PROBLEM TO SOLVE —
Please rewrite the listing below, putting "angle-label" wherever "degree-label" occurs and leaving everything else unchanged.

EXCERPTED DATA —
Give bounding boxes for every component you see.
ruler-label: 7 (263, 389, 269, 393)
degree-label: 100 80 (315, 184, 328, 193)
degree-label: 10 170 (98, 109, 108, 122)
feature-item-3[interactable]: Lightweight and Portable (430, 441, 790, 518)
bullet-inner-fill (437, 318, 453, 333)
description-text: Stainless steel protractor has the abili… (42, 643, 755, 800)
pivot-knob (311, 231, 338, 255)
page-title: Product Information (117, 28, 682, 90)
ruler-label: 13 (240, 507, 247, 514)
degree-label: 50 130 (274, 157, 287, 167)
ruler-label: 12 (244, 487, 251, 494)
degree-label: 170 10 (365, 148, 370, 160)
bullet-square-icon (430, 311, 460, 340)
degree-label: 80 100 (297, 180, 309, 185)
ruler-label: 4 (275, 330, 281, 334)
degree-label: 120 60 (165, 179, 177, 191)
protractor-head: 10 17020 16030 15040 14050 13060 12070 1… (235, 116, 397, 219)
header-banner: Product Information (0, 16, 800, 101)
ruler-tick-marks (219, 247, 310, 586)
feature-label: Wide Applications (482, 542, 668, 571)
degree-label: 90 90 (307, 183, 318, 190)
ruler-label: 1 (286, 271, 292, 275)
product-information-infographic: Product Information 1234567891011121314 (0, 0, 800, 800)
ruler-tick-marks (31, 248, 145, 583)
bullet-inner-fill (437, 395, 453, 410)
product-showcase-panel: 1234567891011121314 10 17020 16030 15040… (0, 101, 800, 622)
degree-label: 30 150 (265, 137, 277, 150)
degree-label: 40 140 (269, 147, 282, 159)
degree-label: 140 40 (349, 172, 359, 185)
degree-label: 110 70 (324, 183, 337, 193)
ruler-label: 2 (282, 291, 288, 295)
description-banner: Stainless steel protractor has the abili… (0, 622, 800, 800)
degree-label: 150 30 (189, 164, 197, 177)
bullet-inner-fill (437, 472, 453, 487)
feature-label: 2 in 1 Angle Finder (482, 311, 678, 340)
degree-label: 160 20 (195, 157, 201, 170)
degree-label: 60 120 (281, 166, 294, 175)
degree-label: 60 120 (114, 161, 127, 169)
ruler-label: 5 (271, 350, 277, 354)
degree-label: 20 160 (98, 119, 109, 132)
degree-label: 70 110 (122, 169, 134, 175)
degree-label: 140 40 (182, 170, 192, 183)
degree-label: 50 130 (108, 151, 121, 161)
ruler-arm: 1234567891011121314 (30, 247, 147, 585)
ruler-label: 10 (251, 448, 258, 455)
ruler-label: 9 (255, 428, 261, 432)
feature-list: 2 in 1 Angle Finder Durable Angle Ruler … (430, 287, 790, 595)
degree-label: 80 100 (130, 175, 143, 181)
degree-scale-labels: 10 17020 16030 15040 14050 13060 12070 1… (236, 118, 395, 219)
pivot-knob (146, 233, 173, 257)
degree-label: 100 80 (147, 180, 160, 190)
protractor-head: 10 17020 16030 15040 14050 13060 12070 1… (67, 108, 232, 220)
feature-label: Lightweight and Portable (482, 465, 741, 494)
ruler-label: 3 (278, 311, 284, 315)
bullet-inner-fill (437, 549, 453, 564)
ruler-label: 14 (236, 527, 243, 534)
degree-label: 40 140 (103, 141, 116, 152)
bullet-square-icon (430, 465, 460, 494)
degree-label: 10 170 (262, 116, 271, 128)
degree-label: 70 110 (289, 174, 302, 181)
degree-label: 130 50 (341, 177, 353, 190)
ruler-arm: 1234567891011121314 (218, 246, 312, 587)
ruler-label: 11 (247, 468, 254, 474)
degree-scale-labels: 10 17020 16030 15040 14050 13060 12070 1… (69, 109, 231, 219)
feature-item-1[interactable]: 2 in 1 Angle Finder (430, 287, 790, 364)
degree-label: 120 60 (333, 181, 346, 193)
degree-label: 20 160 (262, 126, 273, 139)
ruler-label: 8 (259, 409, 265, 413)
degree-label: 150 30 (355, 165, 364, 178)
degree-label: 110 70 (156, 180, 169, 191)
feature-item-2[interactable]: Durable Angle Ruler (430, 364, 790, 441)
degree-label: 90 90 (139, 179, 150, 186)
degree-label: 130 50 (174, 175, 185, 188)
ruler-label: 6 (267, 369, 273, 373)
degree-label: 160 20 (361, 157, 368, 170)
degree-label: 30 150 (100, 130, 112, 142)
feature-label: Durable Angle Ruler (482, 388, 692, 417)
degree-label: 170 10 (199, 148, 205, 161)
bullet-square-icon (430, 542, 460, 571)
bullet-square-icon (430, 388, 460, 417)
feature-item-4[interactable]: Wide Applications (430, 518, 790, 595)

RESPONSE TO THE TASK —
Give bounding boxes for every component you see.
ruler-label: 7 (263, 389, 269, 393)
angle-label: 100 80 (315, 184, 328, 193)
angle-label: 10 170 (98, 109, 108, 122)
feature-item-3[interactable]: Lightweight and Portable (430, 441, 790, 518)
bullet-inner-fill (437, 318, 453, 333)
description-text: Stainless steel protractor has the abili… (42, 643, 755, 800)
pivot-knob (311, 231, 338, 255)
page-title: Product Information (117, 28, 682, 90)
ruler-label: 13 (240, 507, 247, 514)
angle-label: 50 130 (274, 157, 287, 167)
ruler-label: 12 (244, 487, 251, 494)
angle-label: 170 10 (365, 148, 370, 160)
bullet-square-icon (430, 311, 460, 340)
angle-label: 80 100 (297, 180, 309, 185)
ruler-label: 4 (275, 330, 281, 334)
angle-label: 120 60 (165, 179, 177, 191)
protractor-head: 10 17020 16030 15040 14050 13060 12070 1… (235, 116, 397, 219)
header-banner: Product Information (0, 16, 800, 101)
ruler-tick-marks (219, 247, 310, 586)
feature-label: Wide Applications (482, 542, 668, 571)
angle-label: 90 90 (307, 183, 318, 190)
ruler-label: 1 (286, 271, 292, 275)
product-information-infographic: Product Information 1234567891011121314 (0, 0, 800, 800)
ruler-tick-marks (31, 248, 145, 583)
bullet-inner-fill (437, 395, 453, 410)
product-showcase-panel: 1234567891011121314 10 17020 16030 15040… (0, 101, 800, 622)
angle-label: 30 150 (265, 137, 277, 150)
angle-label: 40 140 (269, 147, 282, 159)
angle-label: 140 40 (349, 172, 359, 185)
angle-label: 110 70 (324, 183, 337, 193)
ruler-label: 2 (282, 291, 288, 295)
description-banner: Stainless steel protractor has the abili… (0, 622, 800, 800)
angle-label: 150 30 (189, 164, 197, 177)
bullet-inner-fill (437, 472, 453, 487)
feature-label: 2 in 1 Angle Finder (482, 311, 678, 340)
angle-label: 160 20 (195, 157, 201, 170)
angle-label: 60 120 (281, 166, 294, 175)
angle-label: 60 120 (114, 161, 127, 169)
ruler-label: 5 (271, 350, 277, 354)
angle-label: 20 160 (98, 119, 109, 132)
angle-label: 70 110 (122, 169, 134, 175)
angle-label: 140 40 (182, 170, 192, 183)
angle-label: 50 130 (108, 151, 121, 161)
ruler-arm: 1234567891011121314 (30, 247, 147, 585)
ruler-label: 10 (251, 448, 258, 455)
ruler-label: 9 (255, 428, 261, 432)
feature-list: 2 in 1 Angle Finder Durable Angle Ruler … (430, 287, 790, 595)
angle-label: 80 100 (130, 175, 143, 181)
degree-scale-labels: 10 17020 16030 15040 14050 13060 12070 1… (236, 118, 395, 219)
pivot-knob (146, 233, 173, 257)
angle-label: 100 80 (147, 180, 160, 190)
protractor-head: 10 17020 16030 15040 14050 13060 12070 1… (67, 108, 232, 220)
feature-label: Lightweight and Portable (482, 465, 741, 494)
ruler-label: 3 (278, 311, 284, 315)
bullet-inner-fill (437, 549, 453, 564)
ruler-label: 14 (236, 527, 243, 534)
angle-label: 40 140 (103, 141, 116, 152)
bullet-square-icon (430, 465, 460, 494)
angle-label: 10 170 (262, 116, 271, 128)
angle-label: 70 110 (289, 174, 302, 181)
angle-label: 130 50 (341, 177, 353, 190)
ruler-arm: 1234567891011121314 (218, 246, 312, 587)
ruler-label: 11 (247, 468, 254, 474)
degree-scale-labels: 10 17020 16030 15040 14050 13060 12070 1… (69, 109, 231, 219)
feature-item-1[interactable]: 2 in 1 Angle Finder (430, 287, 790, 364)
angle-label: 120 60 (333, 181, 346, 193)
angle-label: 20 160 (262, 126, 273, 139)
ruler-label: 8 (259, 409, 265, 413)
angle-label: 150 30 (355, 165, 364, 178)
angle-label: 110 70 (156, 180, 169, 191)
feature-item-2[interactable]: Durable Angle Ruler (430, 364, 790, 441)
angle-label: 90 90 (139, 179, 150, 186)
angle-label: 130 50 (174, 175, 185, 188)
ruler-label: 6 (267, 369, 273, 373)
angle-label: 160 20 (361, 157, 368, 170)
angle-label: 30 150 (100, 130, 112, 142)
feature-label: Durable Angle Ruler (482, 388, 692, 417)
angle-label: 170 10 (199, 148, 205, 161)
bullet-square-icon (430, 542, 460, 571)
bullet-square-icon (430, 388, 460, 417)
feature-item-4[interactable]: Wide Applications (430, 518, 790, 595)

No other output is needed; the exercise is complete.